◆ Passage to read:
Why do international students choose to stay in Denmark after graduation?
A file photo showing international students from Copenhagen Business School in 2017. Photo: Sofie Mathiassen/Ritzau Scanpix
Safe streets, opportunity in the workplace and a great quality of life are some of the reasons graduates choose to stay in Denmark. Here, four graduates talk about their journey from student to working life.

Denmark is a popular place to study for international students, with approximately 16,800 students coming to Denmark in the years 2018/2019. There has been considerable media coverage surrounding the high percentage of international students who leave within two years after graduating. Despite this, it is still estimated that 55 percent of international students choose to remain in Denmark.

Graduation is a time that is often fraught with uncertainty as students try to find their place in the working world. On top of this, many international graduates in Denmark also have to deal with cultural misunderstanding, unemployment woes and immigration bureaucracy, amongst other dilemmas and difficulties.

So what about the students who stayed? Why do these graduates opt to stay in Denmark?

◆ Dataset excerpts:
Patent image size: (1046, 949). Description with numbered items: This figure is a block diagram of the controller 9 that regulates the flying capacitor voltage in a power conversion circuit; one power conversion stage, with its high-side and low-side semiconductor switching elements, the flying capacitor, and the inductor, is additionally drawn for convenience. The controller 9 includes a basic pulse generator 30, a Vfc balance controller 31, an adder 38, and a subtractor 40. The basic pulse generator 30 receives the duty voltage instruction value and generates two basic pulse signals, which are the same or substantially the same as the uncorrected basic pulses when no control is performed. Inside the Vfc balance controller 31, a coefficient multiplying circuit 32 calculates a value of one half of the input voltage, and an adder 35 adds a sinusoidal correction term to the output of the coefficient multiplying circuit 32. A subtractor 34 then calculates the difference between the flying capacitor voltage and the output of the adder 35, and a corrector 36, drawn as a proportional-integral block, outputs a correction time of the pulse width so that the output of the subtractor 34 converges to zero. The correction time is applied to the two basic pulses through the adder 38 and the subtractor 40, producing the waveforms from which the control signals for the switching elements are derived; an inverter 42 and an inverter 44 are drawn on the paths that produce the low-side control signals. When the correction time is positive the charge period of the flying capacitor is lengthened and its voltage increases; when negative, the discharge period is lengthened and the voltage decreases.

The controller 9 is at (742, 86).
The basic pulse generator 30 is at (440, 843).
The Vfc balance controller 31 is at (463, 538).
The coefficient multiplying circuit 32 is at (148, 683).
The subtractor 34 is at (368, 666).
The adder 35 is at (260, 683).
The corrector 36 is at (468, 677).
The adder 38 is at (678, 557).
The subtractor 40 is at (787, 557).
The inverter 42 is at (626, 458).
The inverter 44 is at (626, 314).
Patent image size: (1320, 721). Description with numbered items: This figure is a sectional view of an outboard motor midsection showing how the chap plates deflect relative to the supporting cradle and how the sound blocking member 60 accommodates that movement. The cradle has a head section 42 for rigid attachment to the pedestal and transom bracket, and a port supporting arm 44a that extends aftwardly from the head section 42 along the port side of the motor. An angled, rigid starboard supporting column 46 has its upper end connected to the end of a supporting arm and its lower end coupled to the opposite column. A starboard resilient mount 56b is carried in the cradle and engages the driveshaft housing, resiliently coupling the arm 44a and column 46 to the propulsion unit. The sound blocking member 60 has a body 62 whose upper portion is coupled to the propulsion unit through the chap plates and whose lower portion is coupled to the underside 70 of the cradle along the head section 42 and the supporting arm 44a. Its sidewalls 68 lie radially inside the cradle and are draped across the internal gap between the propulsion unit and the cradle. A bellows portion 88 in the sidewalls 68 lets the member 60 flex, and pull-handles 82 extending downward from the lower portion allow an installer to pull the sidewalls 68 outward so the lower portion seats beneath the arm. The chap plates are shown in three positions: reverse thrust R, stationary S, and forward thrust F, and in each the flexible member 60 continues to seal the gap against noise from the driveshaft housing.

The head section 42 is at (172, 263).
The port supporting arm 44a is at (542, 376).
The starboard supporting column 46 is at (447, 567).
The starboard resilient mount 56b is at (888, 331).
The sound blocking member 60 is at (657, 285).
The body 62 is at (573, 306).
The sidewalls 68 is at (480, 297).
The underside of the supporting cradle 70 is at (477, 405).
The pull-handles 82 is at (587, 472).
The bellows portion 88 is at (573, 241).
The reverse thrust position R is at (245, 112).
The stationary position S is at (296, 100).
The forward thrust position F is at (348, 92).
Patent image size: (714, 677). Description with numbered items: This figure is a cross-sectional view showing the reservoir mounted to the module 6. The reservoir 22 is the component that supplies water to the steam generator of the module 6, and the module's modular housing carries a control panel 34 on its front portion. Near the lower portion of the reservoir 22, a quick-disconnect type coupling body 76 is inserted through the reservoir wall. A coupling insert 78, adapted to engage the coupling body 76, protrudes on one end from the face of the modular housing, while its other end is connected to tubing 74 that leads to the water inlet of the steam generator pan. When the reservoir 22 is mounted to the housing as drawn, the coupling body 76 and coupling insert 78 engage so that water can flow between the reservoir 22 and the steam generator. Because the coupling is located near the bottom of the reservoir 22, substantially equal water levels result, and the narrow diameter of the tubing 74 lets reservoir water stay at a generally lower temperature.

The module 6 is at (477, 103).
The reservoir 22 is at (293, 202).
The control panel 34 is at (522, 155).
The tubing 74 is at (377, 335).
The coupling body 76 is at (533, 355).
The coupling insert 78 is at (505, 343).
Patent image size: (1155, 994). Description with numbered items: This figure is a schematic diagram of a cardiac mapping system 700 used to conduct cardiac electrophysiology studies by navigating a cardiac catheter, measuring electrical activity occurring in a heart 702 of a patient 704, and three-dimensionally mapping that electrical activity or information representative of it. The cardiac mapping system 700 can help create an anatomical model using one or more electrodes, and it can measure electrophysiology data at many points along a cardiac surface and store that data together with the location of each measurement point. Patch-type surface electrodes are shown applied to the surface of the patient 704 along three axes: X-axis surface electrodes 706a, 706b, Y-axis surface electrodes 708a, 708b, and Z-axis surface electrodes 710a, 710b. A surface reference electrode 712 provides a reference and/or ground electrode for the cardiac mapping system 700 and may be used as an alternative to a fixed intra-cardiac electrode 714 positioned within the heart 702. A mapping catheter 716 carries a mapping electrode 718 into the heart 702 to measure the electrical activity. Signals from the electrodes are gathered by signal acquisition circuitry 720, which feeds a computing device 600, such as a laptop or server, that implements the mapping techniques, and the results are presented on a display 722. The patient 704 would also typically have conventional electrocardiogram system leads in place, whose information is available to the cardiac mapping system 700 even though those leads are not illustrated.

◆ Requirement:
List the difficulties that the article on international students in Denmark names as ones many international graduates there must deal with.

◆ The completed task:
- Cultural misunderstanding
- Unemployment woes
- Immigration bureaucracy